Dataset items
---*---
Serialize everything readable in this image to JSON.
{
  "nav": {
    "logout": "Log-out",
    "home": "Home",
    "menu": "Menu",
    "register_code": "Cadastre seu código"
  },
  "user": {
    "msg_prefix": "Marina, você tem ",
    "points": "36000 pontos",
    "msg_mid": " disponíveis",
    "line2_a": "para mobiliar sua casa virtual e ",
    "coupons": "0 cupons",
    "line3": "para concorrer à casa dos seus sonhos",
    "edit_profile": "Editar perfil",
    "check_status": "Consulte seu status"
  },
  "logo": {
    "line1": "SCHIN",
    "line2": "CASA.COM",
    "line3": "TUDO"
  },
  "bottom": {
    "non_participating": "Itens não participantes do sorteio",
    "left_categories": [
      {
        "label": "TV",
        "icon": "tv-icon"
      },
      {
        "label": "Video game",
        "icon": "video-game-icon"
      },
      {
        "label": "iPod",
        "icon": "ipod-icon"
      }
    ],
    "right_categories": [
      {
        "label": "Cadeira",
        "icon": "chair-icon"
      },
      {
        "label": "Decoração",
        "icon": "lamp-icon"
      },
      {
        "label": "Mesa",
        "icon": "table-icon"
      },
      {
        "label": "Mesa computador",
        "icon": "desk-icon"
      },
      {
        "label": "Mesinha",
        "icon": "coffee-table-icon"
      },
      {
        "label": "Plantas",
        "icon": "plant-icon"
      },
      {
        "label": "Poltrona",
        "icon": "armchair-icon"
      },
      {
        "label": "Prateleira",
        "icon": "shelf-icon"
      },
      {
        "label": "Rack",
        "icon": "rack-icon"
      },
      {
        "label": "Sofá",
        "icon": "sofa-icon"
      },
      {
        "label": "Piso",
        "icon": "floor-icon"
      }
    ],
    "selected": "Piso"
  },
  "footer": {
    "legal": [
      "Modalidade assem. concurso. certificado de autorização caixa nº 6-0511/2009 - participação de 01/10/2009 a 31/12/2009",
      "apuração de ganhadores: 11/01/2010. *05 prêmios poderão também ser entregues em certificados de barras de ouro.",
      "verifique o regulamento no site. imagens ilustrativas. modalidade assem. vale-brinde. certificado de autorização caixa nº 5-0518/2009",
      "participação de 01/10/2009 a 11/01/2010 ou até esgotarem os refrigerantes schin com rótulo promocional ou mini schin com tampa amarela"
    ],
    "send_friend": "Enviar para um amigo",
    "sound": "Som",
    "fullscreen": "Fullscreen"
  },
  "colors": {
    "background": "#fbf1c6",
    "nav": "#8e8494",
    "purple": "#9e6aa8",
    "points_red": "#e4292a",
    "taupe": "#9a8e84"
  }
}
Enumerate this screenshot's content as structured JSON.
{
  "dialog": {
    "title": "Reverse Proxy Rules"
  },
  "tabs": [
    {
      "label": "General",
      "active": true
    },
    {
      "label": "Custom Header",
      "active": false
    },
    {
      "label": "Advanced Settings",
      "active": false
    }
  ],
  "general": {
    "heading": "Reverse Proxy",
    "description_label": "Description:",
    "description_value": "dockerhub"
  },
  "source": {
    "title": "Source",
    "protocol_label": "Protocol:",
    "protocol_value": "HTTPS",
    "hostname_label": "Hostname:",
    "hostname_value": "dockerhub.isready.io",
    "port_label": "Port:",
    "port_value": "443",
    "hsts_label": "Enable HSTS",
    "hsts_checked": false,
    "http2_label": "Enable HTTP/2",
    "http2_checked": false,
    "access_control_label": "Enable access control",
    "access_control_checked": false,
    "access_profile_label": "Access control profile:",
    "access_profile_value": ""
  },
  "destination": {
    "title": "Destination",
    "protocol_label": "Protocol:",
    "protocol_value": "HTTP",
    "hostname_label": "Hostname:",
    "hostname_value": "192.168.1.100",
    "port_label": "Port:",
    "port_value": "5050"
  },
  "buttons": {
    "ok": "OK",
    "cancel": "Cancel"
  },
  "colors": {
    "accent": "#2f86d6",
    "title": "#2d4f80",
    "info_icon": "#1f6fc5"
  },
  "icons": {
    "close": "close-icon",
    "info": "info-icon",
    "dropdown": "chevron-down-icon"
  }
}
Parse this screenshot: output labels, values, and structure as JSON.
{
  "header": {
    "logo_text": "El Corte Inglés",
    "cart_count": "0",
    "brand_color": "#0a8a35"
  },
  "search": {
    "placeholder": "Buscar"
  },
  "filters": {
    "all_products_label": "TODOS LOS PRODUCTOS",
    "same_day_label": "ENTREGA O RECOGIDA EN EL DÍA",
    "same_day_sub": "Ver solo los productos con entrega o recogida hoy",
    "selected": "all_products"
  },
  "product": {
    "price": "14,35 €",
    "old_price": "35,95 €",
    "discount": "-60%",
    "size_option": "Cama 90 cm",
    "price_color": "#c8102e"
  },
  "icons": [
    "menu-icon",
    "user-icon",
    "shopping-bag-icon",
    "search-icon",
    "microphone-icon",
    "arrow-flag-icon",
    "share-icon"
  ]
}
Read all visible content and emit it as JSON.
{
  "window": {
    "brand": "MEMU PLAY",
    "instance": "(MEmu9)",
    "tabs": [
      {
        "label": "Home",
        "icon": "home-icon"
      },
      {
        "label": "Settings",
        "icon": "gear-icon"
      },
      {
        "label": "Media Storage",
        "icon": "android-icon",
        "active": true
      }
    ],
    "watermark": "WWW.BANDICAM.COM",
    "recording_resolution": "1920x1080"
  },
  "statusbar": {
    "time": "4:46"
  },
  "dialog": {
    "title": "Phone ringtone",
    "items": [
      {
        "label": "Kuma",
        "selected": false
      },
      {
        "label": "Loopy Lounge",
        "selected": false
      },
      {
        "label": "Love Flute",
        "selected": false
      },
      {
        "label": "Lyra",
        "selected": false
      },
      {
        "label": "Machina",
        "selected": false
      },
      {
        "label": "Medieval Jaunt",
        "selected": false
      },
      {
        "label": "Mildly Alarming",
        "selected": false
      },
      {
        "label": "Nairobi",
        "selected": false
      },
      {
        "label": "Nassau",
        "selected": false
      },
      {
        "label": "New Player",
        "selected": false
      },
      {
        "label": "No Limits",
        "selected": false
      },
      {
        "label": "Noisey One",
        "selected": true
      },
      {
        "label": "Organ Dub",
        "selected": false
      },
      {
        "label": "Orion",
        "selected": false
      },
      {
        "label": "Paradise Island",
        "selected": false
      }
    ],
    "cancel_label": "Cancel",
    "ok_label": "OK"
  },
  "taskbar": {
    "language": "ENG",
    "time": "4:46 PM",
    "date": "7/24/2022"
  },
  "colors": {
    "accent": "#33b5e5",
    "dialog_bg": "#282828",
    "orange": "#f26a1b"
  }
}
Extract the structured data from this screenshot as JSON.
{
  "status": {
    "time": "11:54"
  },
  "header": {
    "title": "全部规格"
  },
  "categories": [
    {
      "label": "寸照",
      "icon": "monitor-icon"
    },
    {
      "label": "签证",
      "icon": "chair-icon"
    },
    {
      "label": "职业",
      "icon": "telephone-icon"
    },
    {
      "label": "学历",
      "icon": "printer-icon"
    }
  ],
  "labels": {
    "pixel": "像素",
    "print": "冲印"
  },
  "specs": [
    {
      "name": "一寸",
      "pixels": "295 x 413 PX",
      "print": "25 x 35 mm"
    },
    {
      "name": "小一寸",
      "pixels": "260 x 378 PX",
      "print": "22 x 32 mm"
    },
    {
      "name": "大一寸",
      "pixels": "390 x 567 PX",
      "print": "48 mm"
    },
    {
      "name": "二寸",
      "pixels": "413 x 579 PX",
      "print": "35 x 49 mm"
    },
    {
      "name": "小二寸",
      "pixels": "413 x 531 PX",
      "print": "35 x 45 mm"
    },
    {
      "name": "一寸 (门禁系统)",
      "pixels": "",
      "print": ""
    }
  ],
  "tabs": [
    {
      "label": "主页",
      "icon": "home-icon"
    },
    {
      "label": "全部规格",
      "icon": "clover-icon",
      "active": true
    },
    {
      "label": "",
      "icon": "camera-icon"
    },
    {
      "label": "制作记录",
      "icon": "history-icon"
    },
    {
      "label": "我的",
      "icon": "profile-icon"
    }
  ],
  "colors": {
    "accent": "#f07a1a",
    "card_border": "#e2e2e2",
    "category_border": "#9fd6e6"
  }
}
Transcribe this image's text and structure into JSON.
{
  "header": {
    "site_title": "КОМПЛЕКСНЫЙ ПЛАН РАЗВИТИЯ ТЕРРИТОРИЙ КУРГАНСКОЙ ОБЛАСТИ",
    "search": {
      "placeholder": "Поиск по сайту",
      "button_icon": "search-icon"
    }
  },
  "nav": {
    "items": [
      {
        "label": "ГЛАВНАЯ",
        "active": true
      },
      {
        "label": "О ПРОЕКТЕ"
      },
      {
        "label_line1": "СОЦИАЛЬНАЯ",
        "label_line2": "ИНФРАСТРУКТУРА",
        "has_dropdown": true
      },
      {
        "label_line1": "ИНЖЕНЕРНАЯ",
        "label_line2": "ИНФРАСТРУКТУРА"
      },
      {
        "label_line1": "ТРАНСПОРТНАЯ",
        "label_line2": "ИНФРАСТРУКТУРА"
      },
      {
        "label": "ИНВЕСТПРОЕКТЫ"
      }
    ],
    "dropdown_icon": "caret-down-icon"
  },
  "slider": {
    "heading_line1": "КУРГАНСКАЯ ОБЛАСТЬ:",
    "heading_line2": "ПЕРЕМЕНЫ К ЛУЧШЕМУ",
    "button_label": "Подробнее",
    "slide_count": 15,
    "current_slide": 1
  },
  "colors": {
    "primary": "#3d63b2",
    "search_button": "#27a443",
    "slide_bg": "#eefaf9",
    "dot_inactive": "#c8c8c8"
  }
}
---*---
▶ _PROBLEM STATEMENT_: Send back exactly the lines from the line with "Transcribe this image's" through the end of the records.

▶ _THE SOLUTION_:
Transcribe this image's text and structure into JSON.
{
  "header": {
    "site_title": "КОМПЛЕКСНЫЙ ПЛАН РАЗВИТИЯ ТЕРРИТОРИЙ КУРГАНСКОЙ ОБЛАСТИ",
    "search": {
      "placeholder": "Поиск по сайту",
      "button_icon": "search-icon"
    }
  },
  "nav": {
    "items": [
      {
        "label": "ГЛАВНАЯ",
        "active": true
      },
      {
        "label": "О ПРОЕКТЕ"
      },
      {
        "label_line1": "СОЦИАЛЬНАЯ",
        "label_line2": "ИНФРАСТРУКТУРА",
        "has_dropdown": true
      },
      {
        "label_line1": "ИНЖЕНЕРНАЯ",
        "label_line2": "ИНФРАСТРУКТУРА"
      },
      {
        "label_line1": "ТРАНСПОРТНАЯ",
        "label_line2": "ИНФРАСТРУКТУРА"
      },
      {
        "label": "ИНВЕСТПРОЕКТЫ"
      }
    ],
    "dropdown_icon": "caret-down-icon"
  },
  "slider": {
    "heading_line1": "КУРГАНСКАЯ ОБЛАСТЬ:",
    "heading_line2": "ПЕРЕМЕНЫ К ЛУЧШЕМУ",
    "button_label": "Подробнее",
    "slide_count": 15,
    "current_slide": 1
  },
  "colors": {
    "primary": "#3d63b2",
    "search_button": "#27a443",
    "slide_bg": "#eefaf9",
    "dot_inactive": "#c8c8c8"
  }
}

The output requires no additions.